* **Given task**: Edit the listing below by changing each "Bird Loop" to "Birdsong", and write out every line again with nothing else altered.

* **Exercise input**:
>>>>

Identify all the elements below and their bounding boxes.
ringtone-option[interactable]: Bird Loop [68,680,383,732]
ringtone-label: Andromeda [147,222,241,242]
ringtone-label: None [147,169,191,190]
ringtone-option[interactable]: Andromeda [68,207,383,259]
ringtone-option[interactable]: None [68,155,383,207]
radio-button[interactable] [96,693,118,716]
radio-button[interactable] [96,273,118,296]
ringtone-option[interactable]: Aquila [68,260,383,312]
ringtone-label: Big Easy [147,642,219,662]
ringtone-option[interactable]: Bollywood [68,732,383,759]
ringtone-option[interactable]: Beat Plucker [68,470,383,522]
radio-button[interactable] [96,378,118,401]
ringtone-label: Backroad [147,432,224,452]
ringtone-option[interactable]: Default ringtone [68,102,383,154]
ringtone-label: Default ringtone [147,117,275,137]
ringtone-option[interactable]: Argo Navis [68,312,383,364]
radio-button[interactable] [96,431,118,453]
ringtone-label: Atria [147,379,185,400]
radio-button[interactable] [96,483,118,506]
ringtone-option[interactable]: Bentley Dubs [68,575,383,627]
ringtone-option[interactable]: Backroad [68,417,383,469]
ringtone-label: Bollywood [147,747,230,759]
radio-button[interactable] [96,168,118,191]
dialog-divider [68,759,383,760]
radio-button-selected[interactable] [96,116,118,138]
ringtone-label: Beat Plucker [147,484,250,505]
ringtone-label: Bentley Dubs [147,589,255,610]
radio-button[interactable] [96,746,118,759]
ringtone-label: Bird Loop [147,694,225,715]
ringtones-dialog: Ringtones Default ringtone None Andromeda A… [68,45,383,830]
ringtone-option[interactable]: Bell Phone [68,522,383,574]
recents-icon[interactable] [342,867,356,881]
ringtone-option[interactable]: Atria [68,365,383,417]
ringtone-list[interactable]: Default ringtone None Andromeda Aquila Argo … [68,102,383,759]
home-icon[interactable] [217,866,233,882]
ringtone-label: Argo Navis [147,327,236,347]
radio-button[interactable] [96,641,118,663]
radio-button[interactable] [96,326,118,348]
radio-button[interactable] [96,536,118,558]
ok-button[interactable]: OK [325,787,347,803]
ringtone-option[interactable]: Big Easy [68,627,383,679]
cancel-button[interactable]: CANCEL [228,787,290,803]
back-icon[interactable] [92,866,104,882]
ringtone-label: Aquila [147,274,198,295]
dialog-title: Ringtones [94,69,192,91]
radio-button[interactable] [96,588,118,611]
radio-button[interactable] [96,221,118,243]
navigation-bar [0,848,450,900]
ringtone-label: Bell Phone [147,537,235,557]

<<<<

* **Written answer**:
Identify all the elements below and their bounding boxes.
ringtone-option[interactable]: Birdsong [68,680,383,732]
ringtone-label: Andromeda [147,222,241,242]
ringtone-label: None [147,169,191,190]
ringtone-option[interactable]: Andromeda [68,207,383,259]
ringtone-option[interactable]: None [68,155,383,207]
radio-button[interactable] [96,693,118,716]
radio-button[interactable] [96,273,118,296]
ringtone-option[interactable]: Aquila [68,260,383,312]
ringtone-label: Big Easy [147,642,219,662]
ringtone-option[interactable]: Bollywood [68,732,383,759]
ringtone-option[interactable]: Beat Plucker [68,470,383,522]
radio-button[interactable] [96,378,118,401]
ringtone-label: Backroad [147,432,224,452]
ringtone-option[interactable]: Default ringtone [68,102,383,154]
ringtone-label: Default ringtone [147,117,275,137]
ringtone-option[interactable]: Argo Navis [68,312,383,364]
radio-button[interactable] [96,431,118,453]
ringtone-label: Atria [147,379,185,400]
radio-button[interactable] [96,483,118,506]
ringtone-option[interactable]: Bentley Dubs [68,575,383,627]
ringtone-option[interactable]: Backroad [68,417,383,469]
ringtone-label: Bollywood [147,747,230,759]
radio-button[interactable] [96,168,118,191]
dialog-divider [68,759,383,760]
radio-button-selected[interactable] [96,116,118,138]
ringtone-label: Beat Plucker [147,484,250,505]
ringtone-label: Bentley Dubs [147,589,255,610]
radio-button[interactable] [96,746,118,759]
ringtone-label: Birdsong [147,694,225,715]
ringtones-dialog: Ringtones Default ringtone None Andromeda A… [68,45,383,830]
ringtone-option[interactable]: Bell Phone [68,522,383,574]
recents-icon[interactable] [342,867,356,881]
ringtone-option[interactable]: Atria [68,365,383,417]
ringtone-list[interactable]: Default ringtone None Andromeda Aquila Argo … [68,102,383,759]
home-icon[interactable] [217,866,233,882]
ringtone-label: Argo Navis [147,327,236,347]
radio-button[interactable] [96,641,118,663]
radio-button[interactable] [96,326,118,348]
radio-button[interactable] [96,536,118,558]
ok-button[interactable]: OK [325,787,347,803]
ringtone-option[interactable]: Big Easy [68,627,383,679]
cancel-button[interactable]: CANCEL [228,787,290,803]
back-icon[interactable] [92,866,104,882]
ringtone-label: Aquila [147,274,198,295]
dialog-title: Ringtones [94,69,192,91]
radio-button[interactable] [96,588,118,611]
radio-button[interactable] [96,221,118,243]
navigation-bar [0,848,450,900]
ringtone-label: Bell Phone [147,537,235,557]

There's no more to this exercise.